- Data shown -
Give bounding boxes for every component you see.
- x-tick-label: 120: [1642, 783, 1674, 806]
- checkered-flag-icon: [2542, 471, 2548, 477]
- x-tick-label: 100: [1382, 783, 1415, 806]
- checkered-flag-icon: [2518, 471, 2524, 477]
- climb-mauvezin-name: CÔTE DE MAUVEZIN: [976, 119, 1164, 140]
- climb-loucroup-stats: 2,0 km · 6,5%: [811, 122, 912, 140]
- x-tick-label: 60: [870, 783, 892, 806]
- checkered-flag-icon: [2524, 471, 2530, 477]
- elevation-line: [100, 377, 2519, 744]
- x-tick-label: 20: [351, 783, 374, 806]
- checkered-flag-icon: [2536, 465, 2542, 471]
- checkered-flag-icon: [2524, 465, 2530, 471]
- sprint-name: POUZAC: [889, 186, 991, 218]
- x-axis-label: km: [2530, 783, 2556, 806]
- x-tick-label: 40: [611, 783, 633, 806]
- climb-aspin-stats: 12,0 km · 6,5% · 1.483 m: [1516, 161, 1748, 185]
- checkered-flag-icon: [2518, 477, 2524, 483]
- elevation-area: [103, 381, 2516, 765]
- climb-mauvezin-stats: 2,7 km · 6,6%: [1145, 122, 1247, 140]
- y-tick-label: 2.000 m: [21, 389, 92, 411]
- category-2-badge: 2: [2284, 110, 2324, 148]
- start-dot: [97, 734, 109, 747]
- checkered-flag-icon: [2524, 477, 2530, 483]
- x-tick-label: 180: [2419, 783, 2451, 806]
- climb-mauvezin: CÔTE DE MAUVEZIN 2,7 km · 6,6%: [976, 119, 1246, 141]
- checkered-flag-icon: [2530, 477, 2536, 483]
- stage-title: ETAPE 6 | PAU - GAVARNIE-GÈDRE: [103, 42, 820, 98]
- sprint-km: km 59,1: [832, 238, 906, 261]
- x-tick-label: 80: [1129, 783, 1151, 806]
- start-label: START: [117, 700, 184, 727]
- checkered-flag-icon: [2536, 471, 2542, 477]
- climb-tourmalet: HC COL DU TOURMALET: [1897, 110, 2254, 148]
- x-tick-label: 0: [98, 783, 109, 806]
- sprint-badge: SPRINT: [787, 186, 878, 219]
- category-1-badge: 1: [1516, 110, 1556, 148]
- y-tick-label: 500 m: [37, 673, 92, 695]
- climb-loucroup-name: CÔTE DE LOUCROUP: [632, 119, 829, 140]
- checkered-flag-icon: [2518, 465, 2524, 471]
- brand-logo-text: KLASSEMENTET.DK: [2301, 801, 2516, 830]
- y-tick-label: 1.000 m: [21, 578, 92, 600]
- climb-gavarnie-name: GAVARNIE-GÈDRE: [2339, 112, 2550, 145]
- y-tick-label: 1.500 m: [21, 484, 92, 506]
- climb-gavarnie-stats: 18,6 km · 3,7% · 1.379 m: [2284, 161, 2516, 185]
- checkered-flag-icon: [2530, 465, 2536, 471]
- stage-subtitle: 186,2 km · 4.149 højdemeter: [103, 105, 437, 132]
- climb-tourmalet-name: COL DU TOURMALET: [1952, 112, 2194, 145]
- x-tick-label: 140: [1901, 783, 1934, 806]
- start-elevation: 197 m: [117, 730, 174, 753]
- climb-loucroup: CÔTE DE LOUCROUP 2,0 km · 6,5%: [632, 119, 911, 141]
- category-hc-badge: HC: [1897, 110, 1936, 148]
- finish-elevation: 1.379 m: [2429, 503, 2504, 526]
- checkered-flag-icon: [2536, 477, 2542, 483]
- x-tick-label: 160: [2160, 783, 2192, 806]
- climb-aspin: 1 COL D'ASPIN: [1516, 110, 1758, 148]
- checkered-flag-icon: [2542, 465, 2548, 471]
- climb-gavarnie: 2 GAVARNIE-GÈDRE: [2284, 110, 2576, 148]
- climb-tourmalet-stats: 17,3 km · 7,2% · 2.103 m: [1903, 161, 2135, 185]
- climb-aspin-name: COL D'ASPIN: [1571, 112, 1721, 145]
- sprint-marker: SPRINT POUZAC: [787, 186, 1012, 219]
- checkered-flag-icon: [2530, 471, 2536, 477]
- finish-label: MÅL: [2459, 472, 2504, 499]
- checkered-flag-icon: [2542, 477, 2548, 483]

- Set task -
Could you transcribe, character for character, the stretch of the material from its opening line through the line that contains "- climb-gavarnie-name: GAVARNIE-GÈDRE: [2339, 112, 2550, 145]"?

- Finished task -
Give bounding boxes for every component you see.
- x-tick-label: 120: [1642, 783, 1674, 806]
- checkered-flag-icon: [2542, 471, 2548, 477]
- x-tick-label: 100: [1382, 783, 1415, 806]
- checkered-flag-icon: [2518, 471, 2524, 477]
- climb-mauvezin-name: CÔTE DE MAUVEZIN: [976, 119, 1164, 140]
- climb-loucroup-stats: 2,0 km · 6,5%: [811, 122, 912, 140]
- x-tick-label: 60: [870, 783, 892, 806]
- checkered-flag-icon: [2524, 471, 2530, 477]
- elevation-line: [100, 377, 2519, 744]
- x-tick-label: 20: [351, 783, 374, 806]
- checkered-flag-icon: [2536, 465, 2542, 471]
- checkered-flag-icon: [2524, 465, 2530, 471]
- sprint-name: POUZAC: [889, 186, 991, 218]
- x-axis-label: km: [2530, 783, 2556, 806]
- x-tick-label: 40: [611, 783, 633, 806]
- climb-aspin-stats: 12,0 km · 6,5% · 1.483 m: [1516, 161, 1748, 185]
- checkered-flag-icon: [2518, 477, 2524, 483]
- elevation-area: [103, 381, 2516, 765]
- climb-mauvezin-stats: 2,7 km · 6,6%: [1145, 122, 1247, 140]
- y-tick-label: 2.000 m: [21, 389, 92, 411]
- category-2-badge: 2: [2284, 110, 2324, 148]
- start-dot: [97, 734, 109, 747]
- checkered-flag-icon: [2524, 477, 2530, 483]
- x-tick-label: 180: [2419, 783, 2451, 806]
- climb-mauvezin: CÔTE DE MAUVEZIN 2,7 km · 6,6%: [976, 119, 1246, 141]
- checkered-flag-icon: [2530, 477, 2536, 483]
- stage-title: ETAPE 6 | PAU - GAVARNIE-GÈDRE: [103, 42, 820, 98]
- sprint-km: km 59,1: [832, 238, 906, 261]
- x-tick-label: 80: [1129, 783, 1151, 806]
- start-label: START: [117, 700, 184, 727]
- checkered-flag-icon: [2536, 471, 2542, 477]
- climb-tourmalet: HC COL DU TOURMALET: [1897, 110, 2254, 148]
- x-tick-label: 0: [98, 783, 109, 806]
- sprint-badge: SPRINT: [787, 186, 878, 219]
- category-1-badge: 1: [1516, 110, 1556, 148]
- y-tick-label: 500 m: [37, 673, 92, 695]
- climb-loucroup-name: CÔTE DE LOUCROUP: [632, 119, 829, 140]
- checkered-flag-icon: [2518, 465, 2524, 471]
- brand-logo-text: KLASSEMENTET.DK: [2301, 801, 2516, 830]
- y-tick-label: 1.000 m: [21, 578, 92, 600]
- climb-gavarnie-name: GAVARNIE-GÈDRE: [2339, 112, 2550, 145]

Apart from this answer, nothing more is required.